| RECORDS PROVIDED |
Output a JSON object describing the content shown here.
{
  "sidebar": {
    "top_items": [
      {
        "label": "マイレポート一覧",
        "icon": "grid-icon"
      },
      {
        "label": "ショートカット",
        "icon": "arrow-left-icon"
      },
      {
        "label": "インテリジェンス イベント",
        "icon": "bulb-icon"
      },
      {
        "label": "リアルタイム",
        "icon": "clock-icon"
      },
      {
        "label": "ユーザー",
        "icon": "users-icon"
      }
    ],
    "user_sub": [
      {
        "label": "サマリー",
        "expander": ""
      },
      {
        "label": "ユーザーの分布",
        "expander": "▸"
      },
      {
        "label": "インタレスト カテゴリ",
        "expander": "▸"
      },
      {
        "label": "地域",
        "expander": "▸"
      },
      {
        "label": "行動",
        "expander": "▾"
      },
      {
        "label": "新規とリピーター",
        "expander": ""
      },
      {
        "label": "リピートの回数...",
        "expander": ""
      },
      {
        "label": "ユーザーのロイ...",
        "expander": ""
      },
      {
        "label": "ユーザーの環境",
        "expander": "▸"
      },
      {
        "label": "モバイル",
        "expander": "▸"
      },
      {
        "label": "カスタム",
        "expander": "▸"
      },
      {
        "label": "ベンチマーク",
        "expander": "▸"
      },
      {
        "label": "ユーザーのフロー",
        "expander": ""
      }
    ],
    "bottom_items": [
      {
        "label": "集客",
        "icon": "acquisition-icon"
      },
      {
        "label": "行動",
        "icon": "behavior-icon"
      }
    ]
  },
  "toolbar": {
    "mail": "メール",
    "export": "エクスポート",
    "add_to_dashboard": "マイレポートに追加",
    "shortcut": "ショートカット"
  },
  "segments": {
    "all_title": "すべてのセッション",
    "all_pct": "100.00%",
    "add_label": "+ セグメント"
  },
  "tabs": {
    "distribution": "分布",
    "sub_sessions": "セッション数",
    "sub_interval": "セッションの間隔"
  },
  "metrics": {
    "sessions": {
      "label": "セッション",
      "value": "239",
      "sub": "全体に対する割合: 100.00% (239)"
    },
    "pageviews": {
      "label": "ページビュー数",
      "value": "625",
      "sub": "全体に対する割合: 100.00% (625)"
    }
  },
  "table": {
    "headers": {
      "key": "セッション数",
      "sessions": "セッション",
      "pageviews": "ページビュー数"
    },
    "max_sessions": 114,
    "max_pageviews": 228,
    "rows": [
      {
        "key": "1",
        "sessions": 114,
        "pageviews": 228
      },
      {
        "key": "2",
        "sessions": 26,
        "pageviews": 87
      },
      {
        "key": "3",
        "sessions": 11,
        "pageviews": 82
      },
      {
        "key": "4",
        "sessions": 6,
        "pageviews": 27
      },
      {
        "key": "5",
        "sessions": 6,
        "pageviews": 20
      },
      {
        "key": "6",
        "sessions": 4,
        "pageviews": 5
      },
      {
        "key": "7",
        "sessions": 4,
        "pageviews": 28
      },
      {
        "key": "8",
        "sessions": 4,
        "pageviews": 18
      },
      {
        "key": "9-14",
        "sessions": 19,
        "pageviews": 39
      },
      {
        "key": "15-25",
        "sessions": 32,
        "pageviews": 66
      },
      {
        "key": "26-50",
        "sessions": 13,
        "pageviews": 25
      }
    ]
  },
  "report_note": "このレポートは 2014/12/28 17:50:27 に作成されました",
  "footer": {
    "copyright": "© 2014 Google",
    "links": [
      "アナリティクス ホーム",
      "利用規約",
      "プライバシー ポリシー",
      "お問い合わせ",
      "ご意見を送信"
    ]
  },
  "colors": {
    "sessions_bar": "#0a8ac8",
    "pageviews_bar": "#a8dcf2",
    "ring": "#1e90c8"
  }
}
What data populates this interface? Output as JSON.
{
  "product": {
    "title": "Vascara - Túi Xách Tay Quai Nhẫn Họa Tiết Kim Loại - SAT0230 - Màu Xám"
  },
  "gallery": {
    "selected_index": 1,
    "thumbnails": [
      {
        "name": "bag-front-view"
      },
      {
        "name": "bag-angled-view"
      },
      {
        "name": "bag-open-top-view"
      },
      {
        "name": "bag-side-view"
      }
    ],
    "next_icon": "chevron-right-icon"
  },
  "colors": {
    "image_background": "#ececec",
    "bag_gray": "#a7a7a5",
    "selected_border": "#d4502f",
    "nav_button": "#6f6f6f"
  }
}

| REQUIRED WORK |
Return each entry from above without altering a single character.

| TASK ANSWER |
Output a JSON object describing the content shown here.
{
  "sidebar": {
    "top_items": [
      {
        "label": "マイレポート一覧",
        "icon": "grid-icon"
      },
      {
        "label": "ショートカット",
        "icon": "arrow-left-icon"
      },
      {
        "label": "インテリジェンス イベント",
        "icon": "bulb-icon"
      },
      {
        "label": "リアルタイム",
        "icon": "clock-icon"
      },
      {
        "label": "ユーザー",
        "icon": "users-icon"
      }
    ],
    "user_sub": [
      {
        "label": "サマリー",
        "expander": ""
      },
      {
        "label": "ユーザーの分布",
        "expander": "▸"
      },
      {
        "label": "インタレスト カテゴリ",
        "expander": "▸"
      },
      {
        "label": "地域",
        "expander": "▸"
      },
      {
        "label": "行動",
        "expander": "▾"
      },
      {
        "label": "新規とリピーター",
        "expander": ""
      },
      {
        "label": "リピートの回数...",
        "expander": ""
      },
      {
        "label": "ユーザーのロイ...",
        "expander": ""
      },
      {
        "label": "ユーザーの環境",
        "expander": "▸"
      },
      {
        "label": "モバイル",
        "expander": "▸"
      },
      {
        "label": "カスタム",
        "expander": "▸"
      },
      {
        "label": "ベンチマーク",
        "expander": "▸"
      },
      {
        "label": "ユーザーのフロー",
        "expander": ""
      }
    ],
    "bottom_items": [
      {
        "label": "集客",
        "icon": "acquisition-icon"
      },
      {
        "label": "行動",
        "icon": "behavior-icon"
      }
    ]
  },
  "toolbar": {
    "mail": "メール",
    "export": "エクスポート",
    "add_to_dashboard": "マイレポートに追加",
    "shortcut": "ショートカット"
  },
  "segments": {
    "all_title": "すべてのセッション",
    "all_pct": "100.00%",
    "add_label": "+ セグメント"
  },
  "tabs": {
    "distribution": "分布",
    "sub_sessions": "セッション数",
    "sub_interval": "セッションの間隔"
  },
  "metrics": {
    "sessions": {
      "label": "セッション",
      "value": "239",
      "sub": "全体に対する割合: 100.00% (239)"
    },
    "pageviews": {
      "label": "ページビュー数",
      "value": "625",
      "sub": "全体に対する割合: 100.00% (625)"
    }
  },
  "table": {
    "headers": {
      "key": "セッション数",
      "sessions": "セッション",
      "pageviews": "ページビュー数"
    },
    "max_sessions": 114,
    "max_pageviews": 228,
    "rows": [
      {
        "key": "1",
        "sessions": 114,
        "pageviews": 228
      },
      {
        "key": "2",
        "sessions": 26,
        "pageviews": 87
      },
      {
        "key": "3",
        "sessions": 11,
        "pageviews": 82
      },
      {
        "key": "4",
        "sessions": 6,
        "pageviews": 27
      },
      {
        "key": "5",
        "sessions": 6,
        "pageviews": 20
      },
      {
        "key": "6",
        "sessions": 4,
        "pageviews": 5
      },
      {
        "key": "7",
        "sessions": 4,
        "pageviews": 28
      },
      {
        "key": "8",
        "sessions": 4,
        "pageviews": 18
      },
      {
        "key": "9-14",
        "sessions": 19,
        "pageviews": 39
      },
      {
        "key": "15-25",
        "sessions": 32,
        "pageviews": 66
      },
      {
        "key": "26-50",
        "sessions": 13,
        "pageviews": 25
      }
    ]
  },
  "report_note": "このレポートは 2014/12/28 17:50:27 に作成されました",
  "footer": {
    "copyright": "© 2014 Google",
    "links": [
      "アナリティクス ホーム",
      "利用規約",
      "プライバシー ポリシー",
      "お問い合わせ",
      "ご意見を送信"
    ]
  },
  "colors": {
    "sessions_bar": "#0a8ac8",
    "pageviews_bar": "#a8dcf2",
    "ring": "#1e90c8"
  }
}
What data populates this interface? Output as JSON.
{
  "product": {
    "title": "Vascara - Túi Xách Tay Quai Nhẫn Họa Tiết Kim Loại - SAT0230 - Màu Xám"
  },
  "gallery": {
    "selected_index": 1,
    "thumbnails": [
      {
        "name": "bag-front-view"
      },
      {
        "name": "bag-angled-view"
      },
      {
        "name": "bag-open-top-view"
      },
      {
        "name": "bag-side-view"
      }
    ],
    "next_icon": "chevron-right-icon"
  },
  "colors": {
    "image_background": "#ececec",
    "bag_gray": "#a7a7a5",
    "selected_border": "#d4502f",
    "nav_button": "#6f6f6f"
  }
}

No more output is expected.